[WHAT THE EXERCISE ASKS]: Copy down all of the data underneath, exactly as shown.

[RECORDS]:
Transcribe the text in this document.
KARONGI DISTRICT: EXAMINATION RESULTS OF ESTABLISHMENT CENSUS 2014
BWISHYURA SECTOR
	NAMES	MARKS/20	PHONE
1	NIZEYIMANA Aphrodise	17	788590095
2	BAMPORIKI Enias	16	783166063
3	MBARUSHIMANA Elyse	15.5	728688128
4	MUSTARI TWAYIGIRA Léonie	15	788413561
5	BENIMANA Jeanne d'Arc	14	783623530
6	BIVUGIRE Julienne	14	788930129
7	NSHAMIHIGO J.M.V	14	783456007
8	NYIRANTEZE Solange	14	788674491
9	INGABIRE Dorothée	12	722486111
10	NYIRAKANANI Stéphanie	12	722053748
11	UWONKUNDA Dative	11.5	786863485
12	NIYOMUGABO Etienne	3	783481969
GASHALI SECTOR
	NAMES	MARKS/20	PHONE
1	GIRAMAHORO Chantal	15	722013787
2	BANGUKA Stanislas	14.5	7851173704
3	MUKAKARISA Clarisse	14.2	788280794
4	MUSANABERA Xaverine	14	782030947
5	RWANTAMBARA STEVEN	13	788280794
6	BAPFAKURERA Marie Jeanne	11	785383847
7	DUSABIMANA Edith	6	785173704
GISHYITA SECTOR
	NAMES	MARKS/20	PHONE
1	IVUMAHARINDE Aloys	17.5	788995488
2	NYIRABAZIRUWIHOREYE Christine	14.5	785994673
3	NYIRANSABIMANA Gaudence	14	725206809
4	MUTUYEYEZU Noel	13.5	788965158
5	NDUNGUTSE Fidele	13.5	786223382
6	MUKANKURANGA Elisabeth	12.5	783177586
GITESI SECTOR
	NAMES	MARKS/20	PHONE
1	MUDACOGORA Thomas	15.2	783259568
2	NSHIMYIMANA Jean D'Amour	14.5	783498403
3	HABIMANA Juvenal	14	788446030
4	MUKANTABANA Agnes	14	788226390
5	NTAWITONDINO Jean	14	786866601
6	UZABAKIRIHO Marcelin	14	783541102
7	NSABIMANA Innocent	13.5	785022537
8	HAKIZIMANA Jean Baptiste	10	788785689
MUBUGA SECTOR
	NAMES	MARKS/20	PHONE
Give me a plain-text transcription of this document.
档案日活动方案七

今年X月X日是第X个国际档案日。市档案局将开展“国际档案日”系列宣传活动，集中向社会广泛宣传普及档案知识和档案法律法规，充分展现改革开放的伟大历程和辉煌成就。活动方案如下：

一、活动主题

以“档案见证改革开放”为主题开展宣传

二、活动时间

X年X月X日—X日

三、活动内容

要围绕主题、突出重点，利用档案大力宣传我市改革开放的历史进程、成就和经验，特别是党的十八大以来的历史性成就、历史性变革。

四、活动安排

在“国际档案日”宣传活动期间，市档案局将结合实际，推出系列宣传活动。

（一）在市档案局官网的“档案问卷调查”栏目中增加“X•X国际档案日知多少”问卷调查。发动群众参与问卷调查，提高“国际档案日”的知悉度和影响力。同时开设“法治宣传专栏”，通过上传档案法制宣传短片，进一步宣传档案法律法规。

[RESULT OF THIS EXERCISE]:
Transcribe the text in this document.
KARONGI DISTRICT: EXAMINATION RESULTS OF ESTABLISHMENT CENSUS 2014
BWISHYURA SECTOR
	NAMES	MARKS/20	PHONE
1	NIZEYIMANA Aphrodise	17	788590095
2	BAMPORIKI Enias	16	783166063
3	MBARUSHIMANA Elyse	15.5	728688128
4	MUSTARI TWAYIGIRA Léonie	15	788413561
5	BENIMANA Jeanne d'Arc	14	783623530
6	BIVUGIRE Julienne	14	788930129
7	NSHAMIHIGO J.M.V	14	783456007
8	NYIRANTEZE Solange	14	788674491
9	INGABIRE Dorothée	12	722486111
10	NYIRAKANANI Stéphanie	12	722053748
11	UWONKUNDA Dative	11.5	786863485
12	NIYOMUGABO Etienne	3	783481969
GASHALI SECTOR
	NAMES	MARKS/20	PHONE
1	GIRAMAHORO Chantal	15	722013787
2	BANGUKA Stanislas	14.5	7851173704
3	MUKAKARISA Clarisse	14.2	788280794
4	MUSANABERA Xaverine	14	782030947
5	RWANTAMBARA STEVEN	13	788280794
6	BAPFAKURERA Marie Jeanne	11	785383847
7	DUSABIMANA Edith	6	785173704
GISHYITA SECTOR
	NAMES	MARKS/20	PHONE
1	IVUMAHARINDE Aloys	17.5	788995488
2	NYIRABAZIRUWIHOREYE Christine	14.5	785994673
3	NYIRANSABIMANA Gaudence	14	725206809
4	MUTUYEYEZU Noel	13.5	788965158
5	NDUNGUTSE Fidele	13.5	786223382
6	MUKANKURANGA Elisabeth	12.5	783177586
GITESI SECTOR
	NAMES	MARKS/20	PHONE
1	MUDACOGORA Thomas	15.2	783259568
2	NSHIMYIMANA Jean D'Amour	14.5	783498403
3	HABIMANA Juvenal	14	788446030
4	MUKANTABANA Agnes	14	788226390
5	NTAWITONDINO Jean	14	786866601
6	UZABAKIRIHO Marcelin	14	783541102
7	NSABIMANA Innocent	13.5	785022537
8	HAKIZIMANA Jean Baptiste	10	788785689
MUBUGA SECTOR
	NAMES	MARKS/20	PHONE
Give me a plain-text transcription of this document.
档案日活动方案七

今年X月X日是第X个国际档案日。市档案局将开展“国际档案日”系列宣传活动，集中向社会广泛宣传普及档案知识和档案法律法规，充分展现改革开放的伟大历程和辉煌成就。活动方案如下：

一、活动主题

以“档案见证改革开放”为主题开展宣传

二、活动时间

X年X月X日—X日

三、活动内容

要围绕主题、突出重点，利用档案大力宣传我市改革开放的历史进程、成就和经验，特别是党的十八大以来的历史性成就、历史性变革。

四、活动安排

在“国际档案日”宣传活动期间，市档案局将结合实际，推出系列宣传活动。

（一）在市档案局官网的“档案问卷调查”栏目中增加“X•X国际档案日知多少”问卷调查。发动群众参与问卷调查，提高“国际档案日”的知悉度和影响力。同时开设“法治宣传专栏”，通过上传档案法制宣传短片，进一步宣传档案法律法规。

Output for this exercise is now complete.